What the task asks:
Copy all of the material exactly. Pictures are not to appear in the copy.

== Data shown

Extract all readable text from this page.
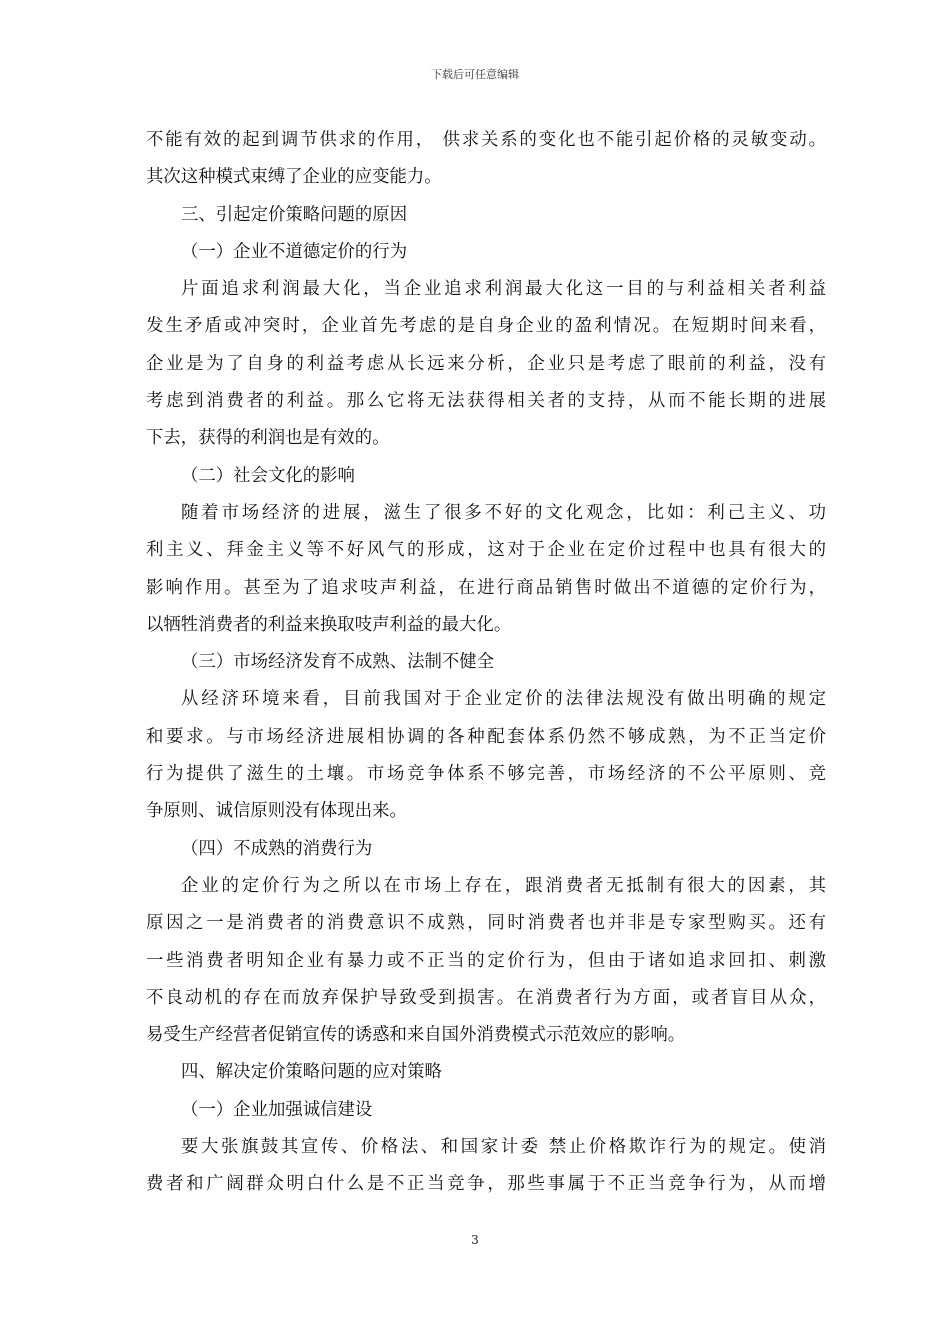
下载后可任意编辑
不能有效的起到调节供求的作用， 供求关系的变化也不能引起价格的灵敏变动。
其次这种模式束缚了企业的应变能力。
三、引起定价策略问题的原因
（一）企业不道德定价的行为
片面追求利润最大化，当企业追求利润最大化这一目的与利益相关者利益
发生矛盾或冲突时，企业首先考虑的是自身企业的盈利情况。在短期时间来看，
企业是为了自身的利益考虑从长远来分析，企业只是考虑了眼前的利益，没有
考虑到消费者的利益。那么它将无法获得相关者的支持，从而不能长期的进展
下去，获得的利润也是有效的。
（二）社会文化的影响
随着市场经济的进展，滋生了很多不好的文化观念，比如：利己主义、功
利主义、拜金主义等不好风气的形成，这对于企业在定价过程中也具有很大的
影响作用。甚至为了追求吱声利益，在进行商品销售时做出不道德的定价行为，
以牺牲消费者的利益来换取吱声利益的最大化。
（三）市场经济发育不成熟、法制不健全
从经济环境来看，目前我国对于企业定价的法律法规没有做出明确的规定
和要求。与市场经济进展相协调的各种配套体系仍然不够成熟，为不正当定价
行为提供了滋生的土壤。市场竞争体系不够完善，市场经济的不公平原则、竞
争原则、诚信原则没有体现出来。
（四）不成熟的消费行为
企业的定价行为之所以在市场上存在，跟消费者无抵制有很大的因素，其
原因之一是消费者的消费意识不成熟，同时消费者也并非是专家型购买。还有
一些消费者明知企业有暴力或不正当的定价行为，但由于诸如追求回扣、刺激
不良动机的存在而放弃保护导致受到损害。在消费者行为方面，或者盲目从众，
易受生产经营者促销宣传的诱惑和来自国外消费模式示范效应的影响。
四、解决定价策略问题的应对策略
（一）企业加强诚信建设
要大张旗鼓其宣传、价格法、和国家计委 禁止价格欺诈行为的规定。使消
费者和广阔群众明白什么是不正当竞争，那些事属于不正当竞争行为，从而增
3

====

Written response:
Extract all readable text from this page.
下载后可任意编辑
不能有效的起到调节供求的作用， 供求关系的变化也不能引起价格的灵敏变动。
其次这种模式束缚了企业的应变能力。
三、引起定价策略问题的原因
（一）企业不道德定价的行为
片面追求利润最大化，当企业追求利润最大化这一目的与利益相关者利益
发生矛盾或冲突时，企业首先考虑的是自身企业的盈利情况。在短期时间来看，
企业是为了自身的利益考虑从长远来分析，企业只是考虑了眼前的利益，没有
考虑到消费者的利益。那么它将无法获得相关者的支持，从而不能长期的进展
下去，获得的利润也是有效的。
（二）社会文化的影响
随着市场经济的进展，滋生了很多不好的文化观念，比如：利己主义、功
利主义、拜金主义等不好风气的形成，这对于企业在定价过程中也具有很大的
影响作用。甚至为了追求吱声利益，在进行商品销售时做出不道德的定价行为，
以牺牲消费者的利益来换取吱声利益的最大化。
（三）市场经济发育不成熟、法制不健全
从经济环境来看，目前我国对于企业定价的法律法规没有做出明确的规定
和要求。与市场经济进展相协调的各种配套体系仍然不够成熟，为不正当定价
行为提供了滋生的土壤。市场竞争体系不够完善，市场经济的不公平原则、竞
争原则、诚信原则没有体现出来。
（四）不成熟的消费行为
企业的定价行为之所以在市场上存在，跟消费者无抵制有很大的因素，其
原因之一是消费者的消费意识不成熟，同时消费者也并非是专家型购买。还有
一些消费者明知企业有暴力或不正当的定价行为，但由于诸如追求回扣、刺激
不良动机的存在而放弃保护导致受到损害。在消费者行为方面，或者盲目从众，
易受生产经营者促销宣传的诱惑和来自国外消费模式示范效应的影响。
四、解决定价策略问题的应对策略
（一）企业加强诚信建设
要大张旗鼓其宣传、价格法、和国家计委 禁止价格欺诈行为的规定。使消
费者和广阔群众明白什么是不正当竞争，那些事属于不正当竞争行为，从而增
3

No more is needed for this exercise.